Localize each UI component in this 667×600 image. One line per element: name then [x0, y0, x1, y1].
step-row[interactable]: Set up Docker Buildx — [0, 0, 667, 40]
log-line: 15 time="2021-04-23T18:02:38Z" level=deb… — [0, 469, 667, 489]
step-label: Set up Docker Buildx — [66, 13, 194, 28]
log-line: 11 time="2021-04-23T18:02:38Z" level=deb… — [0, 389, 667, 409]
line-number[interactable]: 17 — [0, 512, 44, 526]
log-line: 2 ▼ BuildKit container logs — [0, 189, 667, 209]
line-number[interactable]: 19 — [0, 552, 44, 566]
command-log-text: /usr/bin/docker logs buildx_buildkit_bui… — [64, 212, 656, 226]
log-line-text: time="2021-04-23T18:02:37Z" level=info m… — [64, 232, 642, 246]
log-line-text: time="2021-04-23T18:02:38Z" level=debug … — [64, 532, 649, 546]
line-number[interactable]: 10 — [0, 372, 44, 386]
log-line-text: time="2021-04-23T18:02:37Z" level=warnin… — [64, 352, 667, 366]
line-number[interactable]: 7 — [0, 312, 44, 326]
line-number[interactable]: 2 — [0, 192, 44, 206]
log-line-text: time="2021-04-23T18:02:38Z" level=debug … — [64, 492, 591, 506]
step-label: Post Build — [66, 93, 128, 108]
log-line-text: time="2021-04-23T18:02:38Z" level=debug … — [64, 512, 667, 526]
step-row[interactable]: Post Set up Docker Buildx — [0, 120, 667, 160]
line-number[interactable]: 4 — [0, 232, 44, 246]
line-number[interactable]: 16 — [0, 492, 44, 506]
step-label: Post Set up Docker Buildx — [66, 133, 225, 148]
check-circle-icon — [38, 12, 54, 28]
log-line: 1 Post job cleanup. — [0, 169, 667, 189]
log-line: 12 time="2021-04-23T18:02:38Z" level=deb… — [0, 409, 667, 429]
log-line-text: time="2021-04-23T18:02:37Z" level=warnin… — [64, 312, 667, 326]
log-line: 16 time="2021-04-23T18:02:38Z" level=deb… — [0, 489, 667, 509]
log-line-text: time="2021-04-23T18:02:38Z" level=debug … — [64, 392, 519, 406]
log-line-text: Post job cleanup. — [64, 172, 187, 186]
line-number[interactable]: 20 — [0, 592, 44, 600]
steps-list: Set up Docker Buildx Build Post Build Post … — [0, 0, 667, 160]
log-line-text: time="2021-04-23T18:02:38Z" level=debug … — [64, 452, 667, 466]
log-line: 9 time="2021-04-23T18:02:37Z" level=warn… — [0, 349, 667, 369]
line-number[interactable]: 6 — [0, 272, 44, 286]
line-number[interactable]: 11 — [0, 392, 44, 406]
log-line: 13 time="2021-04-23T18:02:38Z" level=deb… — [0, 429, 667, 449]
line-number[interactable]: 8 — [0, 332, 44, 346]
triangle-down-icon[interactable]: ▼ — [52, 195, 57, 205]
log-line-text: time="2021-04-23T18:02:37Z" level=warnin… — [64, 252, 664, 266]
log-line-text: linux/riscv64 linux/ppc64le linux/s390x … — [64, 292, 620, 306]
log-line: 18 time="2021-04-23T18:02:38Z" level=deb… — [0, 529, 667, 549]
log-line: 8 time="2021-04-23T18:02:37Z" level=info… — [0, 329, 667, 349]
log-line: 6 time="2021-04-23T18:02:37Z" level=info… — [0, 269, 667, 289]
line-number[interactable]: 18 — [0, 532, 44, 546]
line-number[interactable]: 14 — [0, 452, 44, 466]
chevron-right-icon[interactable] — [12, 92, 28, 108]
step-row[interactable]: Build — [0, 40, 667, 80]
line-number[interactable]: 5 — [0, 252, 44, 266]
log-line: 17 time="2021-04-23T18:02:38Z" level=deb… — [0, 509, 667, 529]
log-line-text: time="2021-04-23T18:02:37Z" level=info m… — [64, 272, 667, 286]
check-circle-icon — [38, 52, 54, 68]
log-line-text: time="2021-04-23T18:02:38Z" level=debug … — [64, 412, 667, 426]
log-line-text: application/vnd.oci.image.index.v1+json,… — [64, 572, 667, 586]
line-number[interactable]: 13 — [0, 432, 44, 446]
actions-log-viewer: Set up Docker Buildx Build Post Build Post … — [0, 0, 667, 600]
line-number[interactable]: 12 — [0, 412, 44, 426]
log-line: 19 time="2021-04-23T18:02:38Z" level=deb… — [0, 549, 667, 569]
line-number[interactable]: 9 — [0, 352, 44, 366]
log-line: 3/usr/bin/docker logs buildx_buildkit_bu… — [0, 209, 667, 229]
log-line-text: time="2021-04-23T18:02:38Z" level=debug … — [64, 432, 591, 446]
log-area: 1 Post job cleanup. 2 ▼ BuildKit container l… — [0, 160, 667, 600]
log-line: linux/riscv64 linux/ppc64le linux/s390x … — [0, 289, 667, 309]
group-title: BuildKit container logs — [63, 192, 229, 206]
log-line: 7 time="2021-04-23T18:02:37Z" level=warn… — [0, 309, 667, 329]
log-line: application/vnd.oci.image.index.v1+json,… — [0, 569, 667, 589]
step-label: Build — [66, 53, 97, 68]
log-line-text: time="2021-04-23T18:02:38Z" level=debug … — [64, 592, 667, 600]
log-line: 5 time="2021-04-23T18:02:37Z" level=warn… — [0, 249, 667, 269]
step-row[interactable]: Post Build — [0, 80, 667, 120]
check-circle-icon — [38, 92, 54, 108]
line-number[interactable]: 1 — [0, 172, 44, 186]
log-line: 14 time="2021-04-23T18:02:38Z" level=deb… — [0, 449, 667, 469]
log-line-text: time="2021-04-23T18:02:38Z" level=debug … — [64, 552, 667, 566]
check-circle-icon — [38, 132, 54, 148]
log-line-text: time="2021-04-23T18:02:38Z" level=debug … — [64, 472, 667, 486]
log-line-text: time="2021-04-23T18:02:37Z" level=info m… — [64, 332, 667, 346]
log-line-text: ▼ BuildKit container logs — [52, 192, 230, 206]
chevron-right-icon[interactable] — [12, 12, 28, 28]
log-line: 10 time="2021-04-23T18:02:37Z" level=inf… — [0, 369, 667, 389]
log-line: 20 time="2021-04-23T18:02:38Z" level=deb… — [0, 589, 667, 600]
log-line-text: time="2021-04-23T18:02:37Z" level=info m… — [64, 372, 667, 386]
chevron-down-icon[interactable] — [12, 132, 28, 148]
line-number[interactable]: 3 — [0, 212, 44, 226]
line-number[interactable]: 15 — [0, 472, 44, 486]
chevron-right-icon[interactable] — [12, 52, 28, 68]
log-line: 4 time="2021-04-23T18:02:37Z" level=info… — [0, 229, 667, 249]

☆ ☆ ☆ ☆ ☆ ☆ ☆

- Short exercise: Copy the records verbatim, from the first line up to and including the line containing "469, 667, 489]".

- Expected answer:
Localize each UI component in this 667×600 image. One line per element: name then [x0, y0, x1, y1].
step-row[interactable]: Set up Docker Buildx — [0, 0, 667, 40]
log-line: 15 time="2021-04-23T18:02:38Z" level=deb… — [0, 469, 667, 489]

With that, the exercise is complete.